- [Part of a data file]:
———

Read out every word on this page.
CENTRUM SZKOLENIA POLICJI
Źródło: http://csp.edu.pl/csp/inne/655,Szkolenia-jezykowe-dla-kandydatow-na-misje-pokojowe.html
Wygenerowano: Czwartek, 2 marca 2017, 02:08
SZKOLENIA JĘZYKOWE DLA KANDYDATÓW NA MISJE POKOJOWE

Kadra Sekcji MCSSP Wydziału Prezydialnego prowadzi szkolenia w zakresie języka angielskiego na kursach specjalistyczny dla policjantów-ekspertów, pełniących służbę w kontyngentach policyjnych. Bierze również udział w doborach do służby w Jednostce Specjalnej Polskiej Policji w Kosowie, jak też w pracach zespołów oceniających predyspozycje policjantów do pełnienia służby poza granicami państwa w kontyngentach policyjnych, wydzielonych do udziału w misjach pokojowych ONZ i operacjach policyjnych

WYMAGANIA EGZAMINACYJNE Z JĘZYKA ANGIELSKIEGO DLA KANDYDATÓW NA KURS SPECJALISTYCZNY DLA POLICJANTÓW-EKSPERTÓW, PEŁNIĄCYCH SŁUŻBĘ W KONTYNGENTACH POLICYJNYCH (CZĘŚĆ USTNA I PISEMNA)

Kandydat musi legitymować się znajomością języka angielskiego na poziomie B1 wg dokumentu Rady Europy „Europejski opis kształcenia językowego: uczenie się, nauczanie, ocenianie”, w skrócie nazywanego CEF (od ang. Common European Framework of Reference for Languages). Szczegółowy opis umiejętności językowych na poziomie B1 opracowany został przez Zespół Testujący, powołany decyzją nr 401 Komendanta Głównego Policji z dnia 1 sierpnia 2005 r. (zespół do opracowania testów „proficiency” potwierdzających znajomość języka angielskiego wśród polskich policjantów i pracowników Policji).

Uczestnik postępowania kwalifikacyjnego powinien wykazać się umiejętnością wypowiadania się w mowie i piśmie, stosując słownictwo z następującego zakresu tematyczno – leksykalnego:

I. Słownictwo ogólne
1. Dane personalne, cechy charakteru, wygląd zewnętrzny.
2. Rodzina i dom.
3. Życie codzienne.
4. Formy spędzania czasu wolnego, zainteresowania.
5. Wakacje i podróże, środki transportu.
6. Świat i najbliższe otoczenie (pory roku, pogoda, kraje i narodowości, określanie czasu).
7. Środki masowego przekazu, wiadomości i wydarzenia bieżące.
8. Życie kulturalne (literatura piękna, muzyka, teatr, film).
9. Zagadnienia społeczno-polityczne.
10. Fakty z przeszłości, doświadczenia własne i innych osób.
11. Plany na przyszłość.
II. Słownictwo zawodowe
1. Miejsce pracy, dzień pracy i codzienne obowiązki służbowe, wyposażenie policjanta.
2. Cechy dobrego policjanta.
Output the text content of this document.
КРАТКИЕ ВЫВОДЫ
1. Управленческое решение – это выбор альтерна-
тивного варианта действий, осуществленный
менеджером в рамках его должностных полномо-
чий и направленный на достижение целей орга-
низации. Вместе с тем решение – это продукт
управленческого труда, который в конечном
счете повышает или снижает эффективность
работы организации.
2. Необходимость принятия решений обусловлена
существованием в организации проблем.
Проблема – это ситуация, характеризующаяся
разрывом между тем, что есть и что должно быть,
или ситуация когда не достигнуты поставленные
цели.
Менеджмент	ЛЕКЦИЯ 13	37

———

- [GOAL]: Reproduce the complete data exactly as presented above.

- [ANSWER TO THE PROBLEM]:
Read out every word on this page.
CENTRUM SZKOLENIA POLICJI
Źródło: http://csp.edu.pl/csp/inne/655,Szkolenia-jezykowe-dla-kandydatow-na-misje-pokojowe.html
Wygenerowano: Czwartek, 2 marca 2017, 02:08
SZKOLENIA JĘZYKOWE DLA KANDYDATÓW NA MISJE POKOJOWE

Kadra Sekcji MCSSP Wydziału Prezydialnego prowadzi szkolenia w zakresie języka angielskiego na kursach specjalistyczny dla policjantów-ekspertów, pełniących służbę w kontyngentach policyjnych. Bierze również udział w doborach do służby w Jednostce Specjalnej Polskiej Policji w Kosowie, jak też w pracach zespołów oceniających predyspozycje policjantów do pełnienia służby poza granicami państwa w kontyngentach policyjnych, wydzielonych do udziału w misjach pokojowych ONZ i operacjach policyjnych

WYMAGANIA EGZAMINACYJNE Z JĘZYKA ANGIELSKIEGO DLA KANDYDATÓW NA KURS SPECJALISTYCZNY DLA POLICJANTÓW-EKSPERTÓW, PEŁNIĄCYCH SŁUŻBĘ W KONTYNGENTACH POLICYJNYCH (CZĘŚĆ USTNA I PISEMNA)

Kandydat musi legitymować się znajomością języka angielskiego na poziomie B1 wg dokumentu Rady Europy „Europejski opis kształcenia językowego: uczenie się, nauczanie, ocenianie”, w skrócie nazywanego CEF (od ang. Common European Framework of Reference for Languages). Szczegółowy opis umiejętności językowych na poziomie B1 opracowany został przez Zespół Testujący, powołany decyzją nr 401 Komendanta Głównego Policji z dnia 1 sierpnia 2005 r. (zespół do opracowania testów „proficiency” potwierdzających znajomość języka angielskiego wśród polskich policjantów i pracowników Policji).

Uczestnik postępowania kwalifikacyjnego powinien wykazać się umiejętnością wypowiadania się w mowie i piśmie, stosując słownictwo z następującego zakresu tematyczno – leksykalnego:

I. Słownictwo ogólne
1. Dane personalne, cechy charakteru, wygląd zewnętrzny.
2. Rodzina i dom.
3. Życie codzienne.
4. Formy spędzania czasu wolnego, zainteresowania.
5. Wakacje i podróże, środki transportu.
6. Świat i najbliższe otoczenie (pory roku, pogoda, kraje i narodowości, określanie czasu).
7. Środki masowego przekazu, wiadomości i wydarzenia bieżące.
8. Życie kulturalne (literatura piękna, muzyka, teatr, film).
9. Zagadnienia społeczno-polityczne.
10. Fakty z przeszłości, doświadczenia własne i innych osób.
11. Plany na przyszłość.
II. Słownictwo zawodowe
1. Miejsce pracy, dzień pracy i codzienne obowiązki służbowe, wyposażenie policjanta.
2. Cechy dobrego policjanta.
Output the text content of this document.
КРАТКИЕ ВЫВОДЫ
1. Управленческое решение – это выбор альтерна-
тивного варианта действий, осуществленный
менеджером в рамках его должностных полномо-
чий и направленный на достижение целей орга-
низации. Вместе с тем решение – это продукт
управленческого труда, который в конечном
счете повышает или снижает эффективность
работы организации.
2. Необходимость принятия решений обусловлена
существованием в организации проблем.
Проблема – это ситуация, характеризующаяся
разрывом между тем, что есть и что должно быть,
или ситуация когда не достигнуты поставленные
цели.
Менеджмент	ЛЕКЦИЯ 13	37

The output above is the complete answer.